## Start DATA EXCERPTS
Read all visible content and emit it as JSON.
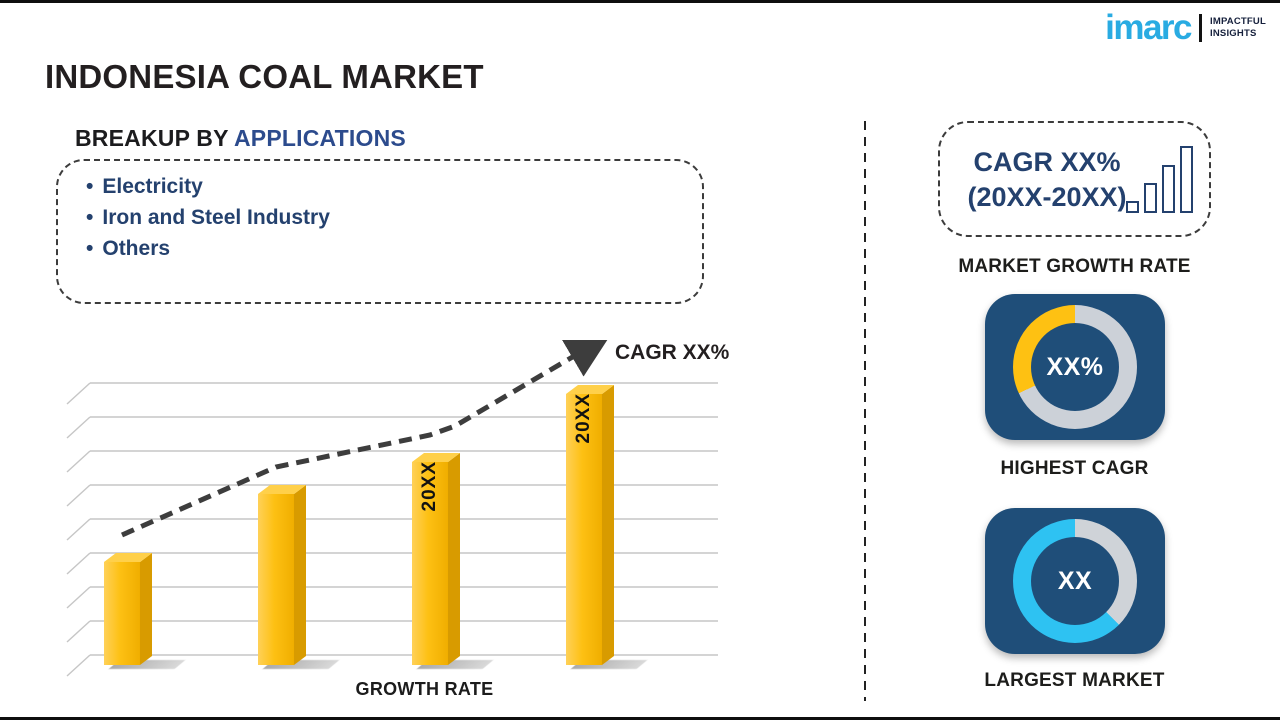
{
  "brand": {
    "logo_text": "imarc",
    "tagline_line1": "IMPACTFUL",
    "tagline_line2": "INSIGHTS",
    "logo_color": "#29abe2"
  },
  "title": "INDONESIA COAL MARKET",
  "breakup": {
    "heading_prefix": "BREAKUP BY",
    "heading_highlight": "APPLICATIONS",
    "bullet": "•",
    "items": [
      "Electricity",
      "Iron and Steel Industry",
      "Others"
    ]
  },
  "chart_data": {
    "type": "bar",
    "xlabel": "GROWTH RATE",
    "annotation": "CAGR XX%",
    "categories": [
      "",
      "",
      "20XX",
      "20XX"
    ],
    "values": [
      38,
      63,
      75,
      100
    ],
    "bar_color": "#FDC013",
    "trendline": "dashed-arrow-up",
    "gridlines": 9,
    "axis_style": "3d-perspective",
    "legend": "none"
  },
  "right_panel": {
    "growth_box": {
      "line1": "CAGR XX%",
      "line2": "(20XX-20XX)",
      "label": "MARKET GROWTH RATE",
      "icon_bar_heights": [
        12,
        30,
        48,
        67
      ]
    },
    "highest_cagr": {
      "value": "XX%",
      "label": "HIGHEST CAGR",
      "ring_segments": [
        {
          "color": "#ccd1d8",
          "from": 0,
          "to": 245
        },
        {
          "color": "#fec112",
          "from": 245,
          "to": 360
        }
      ]
    },
    "largest_market": {
      "value": "XX",
      "label": "LARGEST MARKET",
      "ring_segments": [
        {
          "color": "#cfd3d8",
          "from": 0,
          "to": 135
        },
        {
          "color": "#2ec2f2",
          "from": 135,
          "to": 360
        }
      ]
    },
    "card_color": "#1f4e79"
  }
}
## End DATA EXCERPTS
WHAT IS NEEDED »
All of the lines above should be retyped precisely, apart from the pictures.

WORKED ANSWER »
Read all visible content and emit it as JSON.
{
  "brand": {
    "logo_text": "imarc",
    "tagline_line1": "IMPACTFUL",
    "tagline_line2": "INSIGHTS",
    "logo_color": "#29abe2"
  },
  "title": "INDONESIA COAL MARKET",
  "breakup": {
    "heading_prefix": "BREAKUP BY",
    "heading_highlight": "APPLICATIONS",
    "bullet": "•",
    "items": [
      "Electricity",
      "Iron and Steel Industry",
      "Others"
    ]
  },
  "chart_data": {
    "type": "bar",
    "xlabel": "GROWTH RATE",
    "annotation": "CAGR XX%",
    "categories": [
      "",
      "",
      "20XX",
      "20XX"
    ],
    "values": [
      38,
      63,
      75,
      100
    ],
    "bar_color": "#FDC013",
    "trendline": "dashed-arrow-up",
    "gridlines": 9,
    "axis_style": "3d-perspective",
    "legend": "none"
  },
  "right_panel": {
    "growth_box": {
      "line1": "CAGR XX%",
      "line2": "(20XX-20XX)",
      "label": "MARKET GROWTH RATE",
      "icon_bar_heights": [
        12,
        30,
        48,
        67
      ]
    },
    "highest_cagr": {
      "value": "XX%",
      "label": "HIGHEST CAGR",
      "ring_segments": [
        {
          "color": "#ccd1d8",
          "from": 0,
          "to": 245
        },
        {
          "color": "#fec112",
          "from": 245,
          "to": 360
        }
      ]
    },
    "largest_market": {
      "value": "XX",
      "label": "LARGEST MARKET",
      "ring_segments": [
        {
          "color": "#cfd3d8",
          "from": 0,
          "to": 135
        },
        {
          "color": "#2ec2f2",
          "from": 135,
          "to": 360
        }
      ]
    },
    "card_color": "#1f4e79"
  }
}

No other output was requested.